### WRITTEN REQUEST
Copy each entry as it stands, leaving nothing out.

--- BEGIN SOURCE MATERIAL ---

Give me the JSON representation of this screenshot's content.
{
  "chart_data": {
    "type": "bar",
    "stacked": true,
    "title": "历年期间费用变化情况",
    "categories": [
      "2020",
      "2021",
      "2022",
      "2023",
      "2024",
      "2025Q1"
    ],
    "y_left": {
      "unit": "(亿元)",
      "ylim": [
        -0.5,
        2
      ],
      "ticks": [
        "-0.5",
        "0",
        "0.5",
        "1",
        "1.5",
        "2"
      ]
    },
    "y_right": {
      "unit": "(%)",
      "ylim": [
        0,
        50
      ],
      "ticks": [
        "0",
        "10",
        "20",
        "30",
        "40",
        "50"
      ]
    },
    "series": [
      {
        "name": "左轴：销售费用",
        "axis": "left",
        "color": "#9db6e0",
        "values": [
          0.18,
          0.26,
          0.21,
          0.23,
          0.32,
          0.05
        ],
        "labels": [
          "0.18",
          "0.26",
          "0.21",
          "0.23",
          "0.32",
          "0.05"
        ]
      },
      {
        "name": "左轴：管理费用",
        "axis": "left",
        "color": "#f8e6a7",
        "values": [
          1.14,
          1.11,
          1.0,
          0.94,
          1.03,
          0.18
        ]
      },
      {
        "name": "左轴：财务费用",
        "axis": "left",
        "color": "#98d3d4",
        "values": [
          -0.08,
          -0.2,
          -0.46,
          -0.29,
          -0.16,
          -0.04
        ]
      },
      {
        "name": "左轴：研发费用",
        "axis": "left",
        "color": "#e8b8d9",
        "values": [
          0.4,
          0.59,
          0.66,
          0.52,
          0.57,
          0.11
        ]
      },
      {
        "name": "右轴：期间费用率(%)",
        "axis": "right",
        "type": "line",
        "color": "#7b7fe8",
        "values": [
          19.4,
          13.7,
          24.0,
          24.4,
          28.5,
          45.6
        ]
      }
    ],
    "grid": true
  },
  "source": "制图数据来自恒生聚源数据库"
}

--- END SOURCE MATERIAL ---

### TASK OUTPUT
Give me the JSON representation of this screenshot's content.
{
  "chart_data": {
    "type": "bar",
    "stacked": true,
    "title": "历年期间费用变化情况",
    "categories": [
      "2020",
      "2021",
      "2022",
      "2023",
      "2024",
      "2025Q1"
    ],
    "y_left": {
      "unit": "(亿元)",
      "ylim": [
        -0.5,
        2
      ],
      "ticks": [
        "-0.5",
        "0",
        "0.5",
        "1",
        "1.5",
        "2"
      ]
    },
    "y_right": {
      "unit": "(%)",
      "ylim": [
        0,
        50
      ],
      "ticks": [
        "0",
        "10",
        "20",
        "30",
        "40",
        "50"
      ]
    },
    "series": [
      {
        "name": "左轴：销售费用",
        "axis": "left",
        "color": "#9db6e0",
        "values": [
          0.18,
          0.26,
          0.21,
          0.23,
          0.32,
          0.05
        ],
        "labels": [
          "0.18",
          "0.26",
          "0.21",
          "0.23",
          "0.32",
          "0.05"
        ]
      },
      {
        "name": "左轴：管理费用",
        "axis": "left",
        "color": "#f8e6a7",
        "values": [
          1.14,
          1.11,
          1.0,
          0.94,
          1.03,
          0.18
        ]
      },
      {
        "name": "左轴：财务费用",
        "axis": "left",
        "color": "#98d3d4",
        "values": [
          -0.08,
          -0.2,
          -0.46,
          -0.29,
          -0.16,
          -0.04
        ]
      },
      {
        "name": "左轴：研发费用",
        "axis": "left",
        "color": "#e8b8d9",
        "values": [
          0.4,
          0.59,
          0.66,
          0.52,
          0.57,
          0.11
        ]
      },
      {
        "name": "右轴：期间费用率(%)",
        "axis": "right",
        "type": "line",
        "color": "#7b7fe8",
        "values": [
          19.4,
          13.7,
          24.0,
          24.4,
          28.5,
          45.6
        ]
      }
    ],
    "grid": true
  },
  "source": "制图数据来自恒生聚源数据库"
}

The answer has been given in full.